_Requirements_
Write out all entries word for word.
____ Provided entries
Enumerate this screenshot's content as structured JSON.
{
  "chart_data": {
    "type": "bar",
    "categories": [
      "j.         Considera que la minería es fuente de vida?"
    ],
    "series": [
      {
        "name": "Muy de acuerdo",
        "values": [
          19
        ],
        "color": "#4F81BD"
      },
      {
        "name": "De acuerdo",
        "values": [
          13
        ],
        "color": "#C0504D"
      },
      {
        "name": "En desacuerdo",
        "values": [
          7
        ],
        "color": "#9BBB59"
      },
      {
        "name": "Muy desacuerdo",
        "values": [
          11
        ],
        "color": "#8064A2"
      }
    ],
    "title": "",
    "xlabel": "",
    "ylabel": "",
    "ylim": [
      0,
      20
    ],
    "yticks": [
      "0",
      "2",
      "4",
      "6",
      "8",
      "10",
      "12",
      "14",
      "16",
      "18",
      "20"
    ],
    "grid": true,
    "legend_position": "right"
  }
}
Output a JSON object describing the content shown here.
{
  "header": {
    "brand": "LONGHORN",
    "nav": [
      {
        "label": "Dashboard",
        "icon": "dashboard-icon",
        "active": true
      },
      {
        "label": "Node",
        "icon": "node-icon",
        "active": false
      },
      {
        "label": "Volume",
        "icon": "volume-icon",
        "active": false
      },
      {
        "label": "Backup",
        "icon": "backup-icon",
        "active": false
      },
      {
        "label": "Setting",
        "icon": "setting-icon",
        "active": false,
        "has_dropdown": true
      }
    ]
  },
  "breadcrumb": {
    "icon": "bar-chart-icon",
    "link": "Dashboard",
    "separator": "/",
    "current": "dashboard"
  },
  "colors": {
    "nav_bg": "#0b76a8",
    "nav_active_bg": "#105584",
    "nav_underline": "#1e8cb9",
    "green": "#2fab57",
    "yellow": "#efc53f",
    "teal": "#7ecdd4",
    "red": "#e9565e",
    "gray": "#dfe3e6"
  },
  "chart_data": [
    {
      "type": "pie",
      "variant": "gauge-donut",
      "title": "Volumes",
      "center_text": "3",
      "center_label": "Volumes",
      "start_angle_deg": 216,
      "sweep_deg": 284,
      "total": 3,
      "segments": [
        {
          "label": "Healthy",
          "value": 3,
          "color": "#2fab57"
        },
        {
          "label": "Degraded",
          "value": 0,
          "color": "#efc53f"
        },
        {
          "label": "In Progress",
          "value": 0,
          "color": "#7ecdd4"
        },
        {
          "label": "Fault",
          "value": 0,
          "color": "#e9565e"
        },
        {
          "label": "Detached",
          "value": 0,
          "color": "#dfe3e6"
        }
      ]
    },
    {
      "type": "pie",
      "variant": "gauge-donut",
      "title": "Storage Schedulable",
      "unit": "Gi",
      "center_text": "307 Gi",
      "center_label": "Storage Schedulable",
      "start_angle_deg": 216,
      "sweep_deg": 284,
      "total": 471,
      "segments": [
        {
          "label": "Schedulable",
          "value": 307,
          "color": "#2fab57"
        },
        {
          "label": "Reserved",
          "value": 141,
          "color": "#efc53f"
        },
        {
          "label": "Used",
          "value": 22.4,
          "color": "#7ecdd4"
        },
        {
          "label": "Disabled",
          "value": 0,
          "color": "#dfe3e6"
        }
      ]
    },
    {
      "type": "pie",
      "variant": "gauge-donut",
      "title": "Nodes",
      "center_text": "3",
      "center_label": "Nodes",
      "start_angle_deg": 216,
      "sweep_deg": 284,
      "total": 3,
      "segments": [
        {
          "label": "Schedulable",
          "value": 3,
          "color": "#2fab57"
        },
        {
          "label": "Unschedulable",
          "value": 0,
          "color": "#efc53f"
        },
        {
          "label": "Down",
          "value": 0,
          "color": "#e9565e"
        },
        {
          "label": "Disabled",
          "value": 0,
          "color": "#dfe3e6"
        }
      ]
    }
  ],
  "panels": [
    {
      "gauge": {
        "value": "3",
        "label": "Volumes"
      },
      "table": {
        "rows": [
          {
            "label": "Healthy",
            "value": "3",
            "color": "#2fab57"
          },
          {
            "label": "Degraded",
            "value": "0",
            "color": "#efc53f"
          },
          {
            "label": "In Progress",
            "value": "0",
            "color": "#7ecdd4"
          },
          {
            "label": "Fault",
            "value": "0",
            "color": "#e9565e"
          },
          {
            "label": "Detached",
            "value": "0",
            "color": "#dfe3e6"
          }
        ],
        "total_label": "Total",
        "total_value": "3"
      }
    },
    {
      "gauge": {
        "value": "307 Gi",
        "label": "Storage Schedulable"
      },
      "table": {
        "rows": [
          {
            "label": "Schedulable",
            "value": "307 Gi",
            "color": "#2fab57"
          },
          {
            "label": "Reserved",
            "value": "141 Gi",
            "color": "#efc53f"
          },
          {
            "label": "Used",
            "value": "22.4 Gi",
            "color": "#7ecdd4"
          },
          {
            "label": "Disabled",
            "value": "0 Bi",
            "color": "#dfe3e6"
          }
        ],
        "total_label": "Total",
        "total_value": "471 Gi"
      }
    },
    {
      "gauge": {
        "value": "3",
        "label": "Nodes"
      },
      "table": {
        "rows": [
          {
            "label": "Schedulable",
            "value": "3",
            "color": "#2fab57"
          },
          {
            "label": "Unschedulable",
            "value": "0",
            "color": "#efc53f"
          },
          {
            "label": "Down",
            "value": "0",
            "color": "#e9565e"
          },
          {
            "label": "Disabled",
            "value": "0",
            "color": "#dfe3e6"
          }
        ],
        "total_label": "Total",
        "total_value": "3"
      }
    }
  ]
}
________
_Task result_
Enumerate this screenshot's content as structured JSON.
{
  "chart_data": {
    "type": "bar",
    "categories": [
      "j.         Considera que la minería es fuente de vida?"
    ],
    "series": [
      {
        "name": "Muy de acuerdo",
        "values": [
          19
        ],
        "color": "#4F81BD"
      },
      {
        "name": "De acuerdo",
        "values": [
          13
        ],
        "color": "#C0504D"
      },
      {
        "name": "En desacuerdo",
        "values": [
          7
        ],
        "color": "#9BBB59"
      },
      {
        "name": "Muy desacuerdo",
        "values": [
          11
        ],
        "color": "#8064A2"
      }
    ],
    "title": "",
    "xlabel": "",
    "ylabel": "",
    "ylim": [
      0,
      20
    ],
    "yticks": [
      "0",
      "2",
      "4",
      "6",
      "8",
      "10",
      "12",
      "14",
      "16",
      "18",
      "20"
    ],
    "grid": true,
    "legend_position": "right"
  }
}
Output a JSON object describing the content shown here.
{
  "header": {
    "brand": "LONGHORN",
    "nav": [
      {
        "label": "Dashboard",
        "icon": "dashboard-icon",
        "active": true
      },
      {
        "label": "Node",
        "icon": "node-icon",
        "active": false
      },
      {
        "label": "Volume",
        "icon": "volume-icon",
        "active": false
      },
      {
        "label": "Backup",
        "icon": "backup-icon",
        "active": false
      },
      {
        "label": "Setting",
        "icon": "setting-icon",
        "active": false,
        "has_dropdown": true
      }
    ]
  },
  "breadcrumb": {
    "icon": "bar-chart-icon",
    "link": "Dashboard",
    "separator": "/",
    "current": "dashboard"
  },
  "colors": {
    "nav_bg": "#0b76a8",
    "nav_active_bg": "#105584",
    "nav_underline": "#1e8cb9",
    "green": "#2fab57",
    "yellow": "#efc53f",
    "teal": "#7ecdd4",
    "red": "#e9565e",
    "gray": "#dfe3e6"
  },
  "chart_data": [
    {
      "type": "pie",
      "variant": "gauge-donut",
      "title": "Volumes",
      "center_text": "3",
      "center_label": "Volumes",
      "start_angle_deg": 216,
      "sweep_deg": 284,
      "total": 3,
      "segments": [
        {
          "label": "Healthy",
          "value": 3,
          "color": "#2fab57"
        },
        {
          "label": "Degraded",
          "value": 0,
          "color": "#efc53f"
        },
        {
          "label": "In Progress",
          "value": 0,
          "color": "#7ecdd4"
        },
        {
          "label": "Fault",
          "value": 0,
          "color": "#e9565e"
        },
        {
          "label": "Detached",
          "value": 0,
          "color": "#dfe3e6"
        }
      ]
    },
    {
      "type": "pie",
      "variant": "gauge-donut",
      "title": "Storage Schedulable",
      "unit": "Gi",
      "center_text": "307 Gi",
      "center_label": "Storage Schedulable",
      "start_angle_deg": 216,
      "sweep_deg": 284,
      "total": 471,
      "segments": [
        {
          "label": "Schedulable",
          "value": 307,
          "color": "#2fab57"
        },
        {
          "label": "Reserved",
          "value": 141,
          "color": "#efc53f"
        },
        {
          "label": "Used",
          "value": 22.4,
          "color": "#7ecdd4"
        },
        {
          "label": "Disabled",
          "value": 0,
          "color": "#dfe3e6"
        }
      ]
    },
    {
      "type": "pie",
      "variant": "gauge-donut",
      "title": "Nodes",
      "center_text": "3",
      "center_label": "Nodes",
      "start_angle_deg": 216,
      "sweep_deg": 284,
      "total": 3,
      "segments": [
        {
          "label": "Schedulable",
          "value": 3,
          "color": "#2fab57"
        },
        {
          "label": "Unschedulable",
          "value": 0,
          "color": "#efc53f"
        },
        {
          "label": "Down",
          "value": 0,
          "color": "#e9565e"
        },
        {
          "label": "Disabled",
          "value": 0,
          "color": "#dfe3e6"
        }
      ]
    }
  ],
  "panels": [
    {
      "gauge": {
        "value": "3",
        "label": "Volumes"
      },
      "table": {
        "rows": [
          {
            "label": "Healthy",
            "value": "3",
            "color": "#2fab57"
          },
          {
            "label": "Degraded",
            "value": "0",
            "color": "#efc53f"
          },
          {
            "label": "In Progress",
            "value": "0",
            "color": "#7ecdd4"
          },
          {
            "label": "Fault",
            "value": "0",
            "color": "#e9565e"
          },
          {
            "label": "Detached",
            "value": "0",
            "color": "#dfe3e6"
          }
        ],
        "total_label": "Total",
        "total_value": "3"
      }
    },
    {
      "gauge": {
        "value": "307 Gi",
        "label": "Storage Schedulable"
      },
      "table": {
        "rows": [
          {
            "label": "Schedulable",
            "value": "307 Gi",
            "color": "#2fab57"
          },
          {
            "label": "Reserved",
            "value": "141 Gi",
            "color": "#efc53f"
          },
          {
            "label": "Used",
            "value": "22.4 Gi",
            "color": "#7ecdd4"
          },
          {
            "label": "Disabled",
            "value": "0 Bi",
            "color": "#dfe3e6"
          }
        ],
        "total_label": "Total",
        "total_value": "471 Gi"
      }
    },
    {
      "gauge": {
        "value": "3",
        "label": "Nodes"
      },
      "table": {
        "rows": [
          {
            "label": "Schedulable",
            "value": "3",
            "color": "#2fab57"
          },
          {
            "label": "Unschedulable",
            "value": "0",
            "color": "#efc53f"
          },
          {
            "label": "Down",
            "value": "0",
            "color": "#e9565e"
          },
          {
            "label": "Disabled",
            "value": "0",
            "color": "#dfe3e6"
          }
        ],
        "total_label": "Total",
        "total_value": "3"
      }
    }
  ]
}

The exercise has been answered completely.